WHAT YOU SHOULD DO:
From the listing below, extract every line in which the word "Pangerl" appears.
## Begin
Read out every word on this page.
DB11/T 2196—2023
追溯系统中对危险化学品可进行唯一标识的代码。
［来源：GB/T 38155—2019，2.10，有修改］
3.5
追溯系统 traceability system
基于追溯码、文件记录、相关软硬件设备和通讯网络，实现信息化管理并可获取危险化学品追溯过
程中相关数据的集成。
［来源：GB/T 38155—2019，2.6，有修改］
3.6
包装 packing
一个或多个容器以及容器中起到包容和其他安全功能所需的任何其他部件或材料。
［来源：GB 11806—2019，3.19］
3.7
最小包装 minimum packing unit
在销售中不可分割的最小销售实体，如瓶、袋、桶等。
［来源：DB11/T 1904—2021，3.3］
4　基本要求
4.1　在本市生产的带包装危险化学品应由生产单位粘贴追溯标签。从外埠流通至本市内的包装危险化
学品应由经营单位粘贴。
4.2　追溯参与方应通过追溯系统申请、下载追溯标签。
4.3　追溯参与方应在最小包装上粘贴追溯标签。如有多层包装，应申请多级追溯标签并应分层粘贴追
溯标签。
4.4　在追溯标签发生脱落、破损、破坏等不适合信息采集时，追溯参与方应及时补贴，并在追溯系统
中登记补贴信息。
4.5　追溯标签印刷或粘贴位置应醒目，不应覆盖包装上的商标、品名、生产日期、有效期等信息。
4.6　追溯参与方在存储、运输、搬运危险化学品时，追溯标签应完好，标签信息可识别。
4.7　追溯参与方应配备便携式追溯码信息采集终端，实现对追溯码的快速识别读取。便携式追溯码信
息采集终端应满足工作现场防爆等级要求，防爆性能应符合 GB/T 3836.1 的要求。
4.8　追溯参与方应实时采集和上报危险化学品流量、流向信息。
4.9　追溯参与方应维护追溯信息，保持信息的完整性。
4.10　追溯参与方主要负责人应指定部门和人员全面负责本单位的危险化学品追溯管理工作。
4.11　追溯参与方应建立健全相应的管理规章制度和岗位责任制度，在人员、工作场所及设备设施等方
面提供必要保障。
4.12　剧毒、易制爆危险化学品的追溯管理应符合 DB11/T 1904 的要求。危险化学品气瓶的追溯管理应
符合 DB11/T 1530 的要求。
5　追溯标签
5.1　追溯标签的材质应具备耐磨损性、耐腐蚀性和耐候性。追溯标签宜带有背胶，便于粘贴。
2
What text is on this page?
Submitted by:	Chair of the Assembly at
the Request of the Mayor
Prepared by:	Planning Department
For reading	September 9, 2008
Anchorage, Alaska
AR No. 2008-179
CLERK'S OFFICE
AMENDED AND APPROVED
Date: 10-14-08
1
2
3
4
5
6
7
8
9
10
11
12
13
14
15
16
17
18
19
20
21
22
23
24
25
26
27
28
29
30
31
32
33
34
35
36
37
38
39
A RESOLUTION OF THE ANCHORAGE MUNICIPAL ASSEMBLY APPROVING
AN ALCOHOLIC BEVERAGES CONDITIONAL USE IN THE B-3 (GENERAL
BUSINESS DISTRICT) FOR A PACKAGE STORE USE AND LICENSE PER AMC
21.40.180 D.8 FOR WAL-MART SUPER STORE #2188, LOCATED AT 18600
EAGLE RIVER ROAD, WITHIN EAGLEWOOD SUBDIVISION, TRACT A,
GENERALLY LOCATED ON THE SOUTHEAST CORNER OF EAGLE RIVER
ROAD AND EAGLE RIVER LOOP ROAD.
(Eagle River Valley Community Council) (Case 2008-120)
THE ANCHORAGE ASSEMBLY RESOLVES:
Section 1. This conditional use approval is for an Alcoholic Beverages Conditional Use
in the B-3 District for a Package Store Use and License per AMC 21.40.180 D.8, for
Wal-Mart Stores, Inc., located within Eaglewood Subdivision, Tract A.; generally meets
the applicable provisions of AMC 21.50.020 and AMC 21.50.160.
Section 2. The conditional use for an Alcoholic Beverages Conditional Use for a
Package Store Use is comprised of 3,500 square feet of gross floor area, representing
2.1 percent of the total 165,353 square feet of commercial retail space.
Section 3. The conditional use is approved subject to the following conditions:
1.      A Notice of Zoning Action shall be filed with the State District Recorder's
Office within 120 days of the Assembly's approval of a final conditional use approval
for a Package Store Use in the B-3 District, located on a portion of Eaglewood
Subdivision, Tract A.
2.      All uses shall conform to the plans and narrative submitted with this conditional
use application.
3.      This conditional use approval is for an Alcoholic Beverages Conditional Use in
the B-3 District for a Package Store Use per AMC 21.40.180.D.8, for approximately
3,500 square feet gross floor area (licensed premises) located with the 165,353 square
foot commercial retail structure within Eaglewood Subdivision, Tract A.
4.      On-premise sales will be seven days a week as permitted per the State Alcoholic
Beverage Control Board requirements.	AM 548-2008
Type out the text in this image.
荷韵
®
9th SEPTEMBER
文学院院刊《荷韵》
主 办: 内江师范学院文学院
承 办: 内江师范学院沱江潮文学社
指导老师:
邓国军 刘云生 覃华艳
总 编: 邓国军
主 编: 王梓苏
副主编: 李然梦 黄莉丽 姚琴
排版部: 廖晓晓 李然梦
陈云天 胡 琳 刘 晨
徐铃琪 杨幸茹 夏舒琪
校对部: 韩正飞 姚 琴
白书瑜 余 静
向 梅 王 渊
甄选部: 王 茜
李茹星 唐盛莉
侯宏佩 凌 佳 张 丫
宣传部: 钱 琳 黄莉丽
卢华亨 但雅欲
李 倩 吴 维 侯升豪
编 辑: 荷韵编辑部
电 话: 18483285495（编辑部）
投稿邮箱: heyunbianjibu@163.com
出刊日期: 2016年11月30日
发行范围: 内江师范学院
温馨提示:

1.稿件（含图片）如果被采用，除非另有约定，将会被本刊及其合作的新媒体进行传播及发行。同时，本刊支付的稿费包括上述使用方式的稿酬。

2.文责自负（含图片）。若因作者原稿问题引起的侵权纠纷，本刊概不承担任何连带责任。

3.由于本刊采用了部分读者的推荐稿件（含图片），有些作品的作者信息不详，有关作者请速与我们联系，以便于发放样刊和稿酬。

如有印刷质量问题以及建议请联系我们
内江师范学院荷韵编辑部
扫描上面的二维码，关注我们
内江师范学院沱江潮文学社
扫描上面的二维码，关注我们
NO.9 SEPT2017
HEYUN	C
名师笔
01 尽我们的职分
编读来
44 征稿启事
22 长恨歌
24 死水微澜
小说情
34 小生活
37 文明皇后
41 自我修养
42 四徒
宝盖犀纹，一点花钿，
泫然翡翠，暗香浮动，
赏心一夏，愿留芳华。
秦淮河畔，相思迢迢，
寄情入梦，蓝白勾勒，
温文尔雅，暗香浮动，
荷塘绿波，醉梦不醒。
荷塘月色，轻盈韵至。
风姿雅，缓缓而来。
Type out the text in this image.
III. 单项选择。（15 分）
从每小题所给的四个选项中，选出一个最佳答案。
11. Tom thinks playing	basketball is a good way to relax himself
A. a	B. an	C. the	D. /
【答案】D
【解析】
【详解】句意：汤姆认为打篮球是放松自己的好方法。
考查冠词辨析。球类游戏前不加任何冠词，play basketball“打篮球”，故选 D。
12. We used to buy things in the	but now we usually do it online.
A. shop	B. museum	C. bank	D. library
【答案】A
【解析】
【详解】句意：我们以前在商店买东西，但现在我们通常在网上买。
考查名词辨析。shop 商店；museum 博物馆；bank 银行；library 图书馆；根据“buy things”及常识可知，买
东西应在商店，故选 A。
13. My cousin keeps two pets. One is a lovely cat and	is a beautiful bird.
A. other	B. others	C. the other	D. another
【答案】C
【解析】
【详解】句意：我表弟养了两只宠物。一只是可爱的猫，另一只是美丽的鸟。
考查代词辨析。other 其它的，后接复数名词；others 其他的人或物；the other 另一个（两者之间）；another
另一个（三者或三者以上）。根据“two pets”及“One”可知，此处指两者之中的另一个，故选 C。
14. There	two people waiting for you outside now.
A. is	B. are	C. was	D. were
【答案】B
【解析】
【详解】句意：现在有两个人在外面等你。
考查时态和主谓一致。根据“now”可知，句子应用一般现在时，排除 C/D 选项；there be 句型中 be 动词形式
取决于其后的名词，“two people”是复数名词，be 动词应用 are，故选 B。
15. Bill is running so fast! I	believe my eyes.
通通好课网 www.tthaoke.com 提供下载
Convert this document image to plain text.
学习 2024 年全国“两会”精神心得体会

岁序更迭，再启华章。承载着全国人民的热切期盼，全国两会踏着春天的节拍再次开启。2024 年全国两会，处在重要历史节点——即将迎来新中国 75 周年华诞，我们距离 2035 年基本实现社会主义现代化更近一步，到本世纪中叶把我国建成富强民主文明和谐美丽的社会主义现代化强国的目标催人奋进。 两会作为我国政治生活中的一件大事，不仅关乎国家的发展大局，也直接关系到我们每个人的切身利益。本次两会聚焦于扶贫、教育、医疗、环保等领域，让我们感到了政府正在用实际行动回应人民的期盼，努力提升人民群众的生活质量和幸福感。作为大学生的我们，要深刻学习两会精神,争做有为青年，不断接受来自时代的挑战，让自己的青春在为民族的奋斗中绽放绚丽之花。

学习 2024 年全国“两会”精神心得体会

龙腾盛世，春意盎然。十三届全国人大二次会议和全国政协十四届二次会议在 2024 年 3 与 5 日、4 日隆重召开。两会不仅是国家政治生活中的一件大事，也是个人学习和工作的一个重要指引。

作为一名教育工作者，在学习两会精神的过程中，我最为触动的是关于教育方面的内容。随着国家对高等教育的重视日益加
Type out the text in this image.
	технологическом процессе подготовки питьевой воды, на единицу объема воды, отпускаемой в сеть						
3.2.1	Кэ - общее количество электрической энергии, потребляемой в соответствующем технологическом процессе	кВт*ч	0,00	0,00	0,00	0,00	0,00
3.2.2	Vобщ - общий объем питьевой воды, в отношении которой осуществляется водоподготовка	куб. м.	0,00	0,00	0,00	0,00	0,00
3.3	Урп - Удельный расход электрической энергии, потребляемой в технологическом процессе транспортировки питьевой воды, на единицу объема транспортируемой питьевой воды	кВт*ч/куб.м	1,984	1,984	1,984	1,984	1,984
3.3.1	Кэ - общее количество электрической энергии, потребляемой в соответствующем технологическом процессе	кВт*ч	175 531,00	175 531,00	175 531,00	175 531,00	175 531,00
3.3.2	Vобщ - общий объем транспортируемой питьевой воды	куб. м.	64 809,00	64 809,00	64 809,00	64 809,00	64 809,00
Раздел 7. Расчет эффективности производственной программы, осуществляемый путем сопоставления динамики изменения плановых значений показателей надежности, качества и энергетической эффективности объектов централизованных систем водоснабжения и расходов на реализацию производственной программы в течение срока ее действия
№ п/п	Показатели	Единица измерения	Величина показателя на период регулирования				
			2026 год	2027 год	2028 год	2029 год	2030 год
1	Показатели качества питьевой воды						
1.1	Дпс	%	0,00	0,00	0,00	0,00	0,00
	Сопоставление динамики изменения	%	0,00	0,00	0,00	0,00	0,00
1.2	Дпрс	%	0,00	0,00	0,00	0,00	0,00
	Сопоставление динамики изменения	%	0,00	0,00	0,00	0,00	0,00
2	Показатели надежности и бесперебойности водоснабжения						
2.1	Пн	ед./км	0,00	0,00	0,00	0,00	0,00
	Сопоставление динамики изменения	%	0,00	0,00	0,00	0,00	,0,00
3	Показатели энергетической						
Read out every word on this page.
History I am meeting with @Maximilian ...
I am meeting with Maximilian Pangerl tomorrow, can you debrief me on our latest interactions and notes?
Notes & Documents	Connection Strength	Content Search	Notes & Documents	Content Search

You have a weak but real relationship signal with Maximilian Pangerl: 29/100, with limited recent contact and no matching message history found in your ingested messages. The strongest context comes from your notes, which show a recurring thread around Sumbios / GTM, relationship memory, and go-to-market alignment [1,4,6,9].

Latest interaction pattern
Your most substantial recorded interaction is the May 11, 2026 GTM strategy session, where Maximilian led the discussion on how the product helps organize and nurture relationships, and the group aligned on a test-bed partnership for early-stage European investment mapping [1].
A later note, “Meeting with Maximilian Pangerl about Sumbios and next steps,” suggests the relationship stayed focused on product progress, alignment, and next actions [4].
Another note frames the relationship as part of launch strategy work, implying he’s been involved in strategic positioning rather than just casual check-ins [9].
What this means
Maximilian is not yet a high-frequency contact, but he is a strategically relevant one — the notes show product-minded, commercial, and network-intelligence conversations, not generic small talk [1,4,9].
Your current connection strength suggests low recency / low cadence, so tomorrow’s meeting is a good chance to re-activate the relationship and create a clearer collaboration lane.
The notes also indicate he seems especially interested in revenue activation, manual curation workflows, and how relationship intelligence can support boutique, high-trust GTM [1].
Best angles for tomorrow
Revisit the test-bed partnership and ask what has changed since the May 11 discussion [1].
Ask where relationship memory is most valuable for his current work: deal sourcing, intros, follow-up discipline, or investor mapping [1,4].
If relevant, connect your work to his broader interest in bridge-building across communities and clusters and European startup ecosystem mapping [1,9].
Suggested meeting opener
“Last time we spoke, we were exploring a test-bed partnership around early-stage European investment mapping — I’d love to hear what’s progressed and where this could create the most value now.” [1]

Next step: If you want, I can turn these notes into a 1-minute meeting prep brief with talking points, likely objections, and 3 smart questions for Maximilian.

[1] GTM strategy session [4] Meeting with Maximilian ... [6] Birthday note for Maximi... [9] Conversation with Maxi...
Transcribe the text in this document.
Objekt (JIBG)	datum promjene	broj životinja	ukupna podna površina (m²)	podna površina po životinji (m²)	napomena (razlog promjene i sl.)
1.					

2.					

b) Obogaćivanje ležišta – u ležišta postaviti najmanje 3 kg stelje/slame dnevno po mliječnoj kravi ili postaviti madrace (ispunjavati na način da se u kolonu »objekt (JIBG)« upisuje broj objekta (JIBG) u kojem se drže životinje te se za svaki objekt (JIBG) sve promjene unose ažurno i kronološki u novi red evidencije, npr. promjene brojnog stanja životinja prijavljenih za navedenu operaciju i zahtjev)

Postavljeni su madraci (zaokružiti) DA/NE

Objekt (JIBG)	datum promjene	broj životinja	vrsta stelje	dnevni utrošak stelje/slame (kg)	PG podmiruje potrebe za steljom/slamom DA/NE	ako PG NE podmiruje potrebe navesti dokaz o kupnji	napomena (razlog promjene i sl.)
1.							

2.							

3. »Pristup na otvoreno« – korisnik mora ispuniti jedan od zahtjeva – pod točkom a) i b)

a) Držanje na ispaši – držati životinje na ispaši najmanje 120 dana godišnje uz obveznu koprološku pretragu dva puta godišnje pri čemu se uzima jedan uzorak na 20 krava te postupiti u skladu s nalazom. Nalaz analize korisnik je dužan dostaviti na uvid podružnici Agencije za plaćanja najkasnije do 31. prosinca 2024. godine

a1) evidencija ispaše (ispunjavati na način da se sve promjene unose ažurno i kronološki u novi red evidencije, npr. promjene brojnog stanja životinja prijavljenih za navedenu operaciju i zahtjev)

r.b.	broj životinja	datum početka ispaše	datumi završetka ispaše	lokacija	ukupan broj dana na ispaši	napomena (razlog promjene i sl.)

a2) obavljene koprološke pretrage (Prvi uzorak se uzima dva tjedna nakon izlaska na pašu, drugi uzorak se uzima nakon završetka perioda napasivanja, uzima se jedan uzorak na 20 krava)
## End
TASK RESPONSE:
I am meeting with Maximilian Pangerl tomorrow, can you debrief me on our latest interactions and notes?
You have a weak but real relationship signal with Maximilian Pangerl: 29/100, with limited recent contact and no matching message history found in your ingested messages. The strongest context comes from your notes, which show a recurring thread around Sumbios / GTM, relationship memory, and go-to-market alignment [1,4,6,9].
A later note, “Meeting with Maximilian Pangerl about Sumbios and next steps,” suggests the relationship stayed focused on product progress, alignment, and next actions [4].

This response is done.